-- Begin DATASET EXCERPTS --

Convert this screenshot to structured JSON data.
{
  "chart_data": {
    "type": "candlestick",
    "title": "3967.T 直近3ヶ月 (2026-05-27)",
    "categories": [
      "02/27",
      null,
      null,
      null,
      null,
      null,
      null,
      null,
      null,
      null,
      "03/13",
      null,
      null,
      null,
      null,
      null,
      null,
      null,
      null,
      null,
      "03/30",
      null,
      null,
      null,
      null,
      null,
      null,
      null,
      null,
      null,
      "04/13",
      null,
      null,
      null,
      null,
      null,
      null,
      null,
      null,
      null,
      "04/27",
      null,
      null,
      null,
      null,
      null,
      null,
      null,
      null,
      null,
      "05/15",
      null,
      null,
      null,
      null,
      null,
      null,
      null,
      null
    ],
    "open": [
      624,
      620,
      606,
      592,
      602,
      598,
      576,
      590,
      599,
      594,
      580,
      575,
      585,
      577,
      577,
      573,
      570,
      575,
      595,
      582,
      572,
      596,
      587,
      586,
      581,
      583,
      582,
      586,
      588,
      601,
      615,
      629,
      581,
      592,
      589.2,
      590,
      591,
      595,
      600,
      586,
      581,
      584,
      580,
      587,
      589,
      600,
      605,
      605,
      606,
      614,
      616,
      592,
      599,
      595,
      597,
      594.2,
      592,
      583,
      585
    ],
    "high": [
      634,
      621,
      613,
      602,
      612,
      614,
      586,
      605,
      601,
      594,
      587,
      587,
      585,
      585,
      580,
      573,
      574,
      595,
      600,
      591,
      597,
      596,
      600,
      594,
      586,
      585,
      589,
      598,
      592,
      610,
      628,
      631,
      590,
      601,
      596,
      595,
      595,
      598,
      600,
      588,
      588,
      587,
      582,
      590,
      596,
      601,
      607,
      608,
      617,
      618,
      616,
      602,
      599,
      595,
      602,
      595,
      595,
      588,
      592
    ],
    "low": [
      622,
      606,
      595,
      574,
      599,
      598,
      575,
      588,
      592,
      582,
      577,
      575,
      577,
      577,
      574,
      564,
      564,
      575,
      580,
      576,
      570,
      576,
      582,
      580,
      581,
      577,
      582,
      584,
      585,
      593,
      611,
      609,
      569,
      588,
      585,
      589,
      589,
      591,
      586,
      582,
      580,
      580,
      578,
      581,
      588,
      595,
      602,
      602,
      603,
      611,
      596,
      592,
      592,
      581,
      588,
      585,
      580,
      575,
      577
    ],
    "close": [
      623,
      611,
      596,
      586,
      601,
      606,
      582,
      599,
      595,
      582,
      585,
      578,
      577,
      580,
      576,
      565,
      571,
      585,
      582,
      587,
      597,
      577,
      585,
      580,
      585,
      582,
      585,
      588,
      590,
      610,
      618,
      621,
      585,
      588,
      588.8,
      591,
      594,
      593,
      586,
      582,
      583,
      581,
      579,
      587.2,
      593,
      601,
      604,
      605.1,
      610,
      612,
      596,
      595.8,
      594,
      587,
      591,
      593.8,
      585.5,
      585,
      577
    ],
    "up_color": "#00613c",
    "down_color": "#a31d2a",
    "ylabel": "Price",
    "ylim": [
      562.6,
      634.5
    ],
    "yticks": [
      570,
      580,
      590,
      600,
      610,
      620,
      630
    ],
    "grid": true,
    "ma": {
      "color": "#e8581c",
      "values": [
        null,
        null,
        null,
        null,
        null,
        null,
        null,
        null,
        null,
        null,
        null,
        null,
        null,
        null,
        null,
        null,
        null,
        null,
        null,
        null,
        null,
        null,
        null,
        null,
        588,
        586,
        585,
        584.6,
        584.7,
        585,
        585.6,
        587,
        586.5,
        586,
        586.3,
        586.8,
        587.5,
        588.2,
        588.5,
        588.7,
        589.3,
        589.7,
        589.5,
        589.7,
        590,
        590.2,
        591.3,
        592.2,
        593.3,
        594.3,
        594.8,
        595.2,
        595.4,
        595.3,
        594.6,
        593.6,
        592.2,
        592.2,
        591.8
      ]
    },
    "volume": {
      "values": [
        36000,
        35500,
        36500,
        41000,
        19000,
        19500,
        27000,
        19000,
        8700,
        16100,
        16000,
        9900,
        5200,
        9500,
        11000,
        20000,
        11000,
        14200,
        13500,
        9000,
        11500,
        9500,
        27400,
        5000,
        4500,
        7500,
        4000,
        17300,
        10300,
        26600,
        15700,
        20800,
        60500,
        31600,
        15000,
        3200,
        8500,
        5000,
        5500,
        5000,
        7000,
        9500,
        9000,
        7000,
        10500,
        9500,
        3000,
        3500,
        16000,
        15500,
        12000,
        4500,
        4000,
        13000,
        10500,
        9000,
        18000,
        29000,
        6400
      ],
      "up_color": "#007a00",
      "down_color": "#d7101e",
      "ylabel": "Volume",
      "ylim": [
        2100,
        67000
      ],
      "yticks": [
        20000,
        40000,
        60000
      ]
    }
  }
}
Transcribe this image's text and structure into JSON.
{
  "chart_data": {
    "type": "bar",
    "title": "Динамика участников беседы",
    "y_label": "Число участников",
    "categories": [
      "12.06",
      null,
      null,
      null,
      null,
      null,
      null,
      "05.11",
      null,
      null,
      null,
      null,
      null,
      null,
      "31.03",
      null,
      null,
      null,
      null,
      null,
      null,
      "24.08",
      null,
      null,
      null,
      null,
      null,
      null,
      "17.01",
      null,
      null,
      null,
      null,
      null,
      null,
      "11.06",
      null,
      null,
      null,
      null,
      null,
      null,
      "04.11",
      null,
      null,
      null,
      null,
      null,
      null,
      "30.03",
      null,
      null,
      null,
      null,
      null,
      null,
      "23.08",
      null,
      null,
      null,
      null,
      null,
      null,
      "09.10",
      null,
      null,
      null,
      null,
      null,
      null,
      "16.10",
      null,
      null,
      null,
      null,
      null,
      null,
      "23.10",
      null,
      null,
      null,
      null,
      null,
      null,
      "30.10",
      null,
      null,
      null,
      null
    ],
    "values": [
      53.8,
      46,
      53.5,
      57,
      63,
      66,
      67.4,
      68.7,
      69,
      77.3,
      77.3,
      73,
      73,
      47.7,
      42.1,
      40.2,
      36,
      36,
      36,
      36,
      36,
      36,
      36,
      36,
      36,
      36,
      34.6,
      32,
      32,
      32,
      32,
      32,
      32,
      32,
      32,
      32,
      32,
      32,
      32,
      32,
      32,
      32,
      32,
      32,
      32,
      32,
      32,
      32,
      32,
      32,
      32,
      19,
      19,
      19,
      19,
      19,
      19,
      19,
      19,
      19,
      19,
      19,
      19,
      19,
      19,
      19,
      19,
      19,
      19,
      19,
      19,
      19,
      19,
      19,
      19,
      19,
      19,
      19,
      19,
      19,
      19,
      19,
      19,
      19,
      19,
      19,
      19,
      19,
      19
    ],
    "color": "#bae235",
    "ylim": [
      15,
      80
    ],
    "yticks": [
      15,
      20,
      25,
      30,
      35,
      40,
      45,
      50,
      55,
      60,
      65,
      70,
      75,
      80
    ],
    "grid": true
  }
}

-- End DATASET EXCERPTS --

◆ **WHAT YOU ARE ASKED TO DO**: Every line above should be retyped exactly as given.

◆ **TASK RESULT**:
Convert this screenshot to structured JSON data.
{
  "chart_data": {
    "type": "candlestick",
    "title": "3967.T 直近3ヶ月 (2026-05-27)",
    "categories": [
      "02/27",
      null,
      null,
      null,
      null,
      null,
      null,
      null,
      null,
      null,
      "03/13",
      null,
      null,
      null,
      null,
      null,
      null,
      null,
      null,
      null,
      "03/30",
      null,
      null,
      null,
      null,
      null,
      null,
      null,
      null,
      null,
      "04/13",
      null,
      null,
      null,
      null,
      null,
      null,
      null,
      null,
      null,
      "04/27",
      null,
      null,
      null,
      null,
      null,
      null,
      null,
      null,
      null,
      "05/15",
      null,
      null,
      null,
      null,
      null,
      null,
      null,
      null
    ],
    "open": [
      624,
      620,
      606,
      592,
      602,
      598,
      576,
      590,
      599,
      594,
      580,
      575,
      585,
      577,
      577,
      573,
      570,
      575,
      595,
      582,
      572,
      596,
      587,
      586,
      581,
      583,
      582,
      586,
      588,
      601,
      615,
      629,
      581,
      592,
      589.2,
      590,
      591,
      595,
      600,
      586,
      581,
      584,
      580,
      587,
      589,
      600,
      605,
      605,
      606,
      614,
      616,
      592,
      599,
      595,
      597,
      594.2,
      592,
      583,
      585
    ],
    "high": [
      634,
      621,
      613,
      602,
      612,
      614,
      586,
      605,
      601,
      594,
      587,
      587,
      585,
      585,
      580,
      573,
      574,
      595,
      600,
      591,
      597,
      596,
      600,
      594,
      586,
      585,
      589,
      598,
      592,
      610,
      628,
      631,
      590,
      601,
      596,
      595,
      595,
      598,
      600,
      588,
      588,
      587,
      582,
      590,
      596,
      601,
      607,
      608,
      617,
      618,
      616,
      602,
      599,
      595,
      602,
      595,
      595,
      588,
      592
    ],
    "low": [
      622,
      606,
      595,
      574,
      599,
      598,
      575,
      588,
      592,
      582,
      577,
      575,
      577,
      577,
      574,
      564,
      564,
      575,
      580,
      576,
      570,
      576,
      582,
      580,
      581,
      577,
      582,
      584,
      585,
      593,
      611,
      609,
      569,
      588,
      585,
      589,
      589,
      591,
      586,
      582,
      580,
      580,
      578,
      581,
      588,
      595,
      602,
      602,
      603,
      611,
      596,
      592,
      592,
      581,
      588,
      585,
      580,
      575,
      577
    ],
    "close": [
      623,
      611,
      596,
      586,
      601,
      606,
      582,
      599,
      595,
      582,
      585,
      578,
      577,
      580,
      576,
      565,
      571,
      585,
      582,
      587,
      597,
      577,
      585,
      580,
      585,
      582,
      585,
      588,
      590,
      610,
      618,
      621,
      585,
      588,
      588.8,
      591,
      594,
      593,
      586,
      582,
      583,
      581,
      579,
      587.2,
      593,
      601,
      604,
      605.1,
      610,
      612,
      596,
      595.8,
      594,
      587,
      591,
      593.8,
      585.5,
      585,
      577
    ],
    "up_color": "#00613c",
    "down_color": "#a31d2a",
    "ylabel": "Price",
    "ylim": [
      562.6,
      634.5
    ],
    "yticks": [
      570,
      580,
      590,
      600,
      610,
      620,
      630
    ],
    "grid": true,
    "ma": {
      "color": "#e8581c",
      "values": [
        null,
        null,
        null,
        null,
        null,
        null,
        null,
        null,
        null,
        null,
        null,
        null,
        null,
        null,
        null,
        null,
        null,
        null,
        null,
        null,
        null,
        null,
        null,
        null,
        588,
        586,
        585,
        584.6,
        584.7,
        585,
        585.6,
        587,
        586.5,
        586,
        586.3,
        586.8,
        587.5,
        588.2,
        588.5,
        588.7,
        589.3,
        589.7,
        589.5,
        589.7,
        590,
        590.2,
        591.3,
        592.2,
        593.3,
        594.3,
        594.8,
        595.2,
        595.4,
        595.3,
        594.6,
        593.6,
        592.2,
        592.2,
        591.8
      ]
    },
    "volume": {
      "values": [
        36000,
        35500,
        36500,
        41000,
        19000,
        19500,
        27000,
        19000,
        8700,
        16100,
        16000,
        9900,
        5200,
        9500,
        11000,
        20000,
        11000,
        14200,
        13500,
        9000,
        11500,
        9500,
        27400,
        5000,
        4500,
        7500,
        4000,
        17300,
        10300,
        26600,
        15700,
        20800,
        60500,
        31600,
        15000,
        3200,
        8500,
        5000,
        5500,
        5000,
        7000,
        9500,
        9000,
        7000,
        10500,
        9500,
        3000,
        3500,
        16000,
        15500,
        12000,
        4500,
        4000,
        13000,
        10500,
        9000,
        18000,
        29000,
        6400
      ],
      "up_color": "#007a00",
      "down_color": "#d7101e",
      "ylabel": "Volume",
      "ylim": [
        2100,
        67000
      ],
      "yticks": [
        20000,
        40000,
        60000
      ]
    }
  }
}
Transcribe this image's text and structure into JSON.
{
  "chart_data": {
    "type": "bar",
    "title": "Динамика участников беседы",
    "y_label": "Число участников",
    "categories": [
      "12.06",
      null,
      null,
      null,
      null,
      null,
      null,
      "05.11",
      null,
      null,
      null,
      null,
      null,
      null,
      "31.03",
      null,
      null,
      null,
      null,
      null,
      null,
      "24.08",
      null,
      null,
      null,
      null,
      null,
      null,
      "17.01",
      null,
      null,
      null,
      null,
      null,
      null,
      "11.06",
      null,
      null,
      null,
      null,
      null,
      null,
      "04.11",
      null,
      null,
      null,
      null,
      null,
      null,
      "30.03",
      null,
      null,
      null,
      null,
      null,
      null,
      "23.08",
      null,
      null,
      null,
      null,
      null,
      null,
      "09.10",
      null,
      null,
      null,
      null,
      null,
      null,
      "16.10",
      null,
      null,
      null,
      null,
      null,
      null,
      "23.10",
      null,
      null,
      null,
      null,
      null,
      null,
      "30.10",
      null,
      null,
      null,
      null
    ],
    "values": [
      53.8,
      46,
      53.5,
      57,
      63,
      66,
      67.4,
      68.7,
      69,
      77.3,
      77.3,
      73,
      73,
      47.7,
      42.1,
      40.2,
      36,
      36,
      36,
      36,
      36,
      36,
      36,
      36,
      36,
      36,
      34.6,
      32,
      32,
      32,
      32,
      32,
      32,
      32,
      32,
      32,
      32,
      32,
      32,
      32,
      32,
      32,
      32,
      32,
      32,
      32,
      32,
      32,
      32,
      32,
      32,
      19,
      19,
      19,
      19,
      19,
      19,
      19,
      19,
      19,
      19,
      19,
      19,
      19,
      19,
      19,
      19,
      19,
      19,
      19,
      19,
      19,
      19,
      19,
      19,
      19,
      19,
      19,
      19,
      19,
      19,
      19,
      19,
      19,
      19,
      19,
      19,
      19,
      19
    ],
    "color": "#bae235",
    "ylim": [
      15,
      80
    ],
    "yticks": [
      15,
      20,
      25,
      30,
      35,
      40,
      45,
      50,
      55,
      60,
      65,
      70,
      75,
      80
    ],
    "grid": true
  }
}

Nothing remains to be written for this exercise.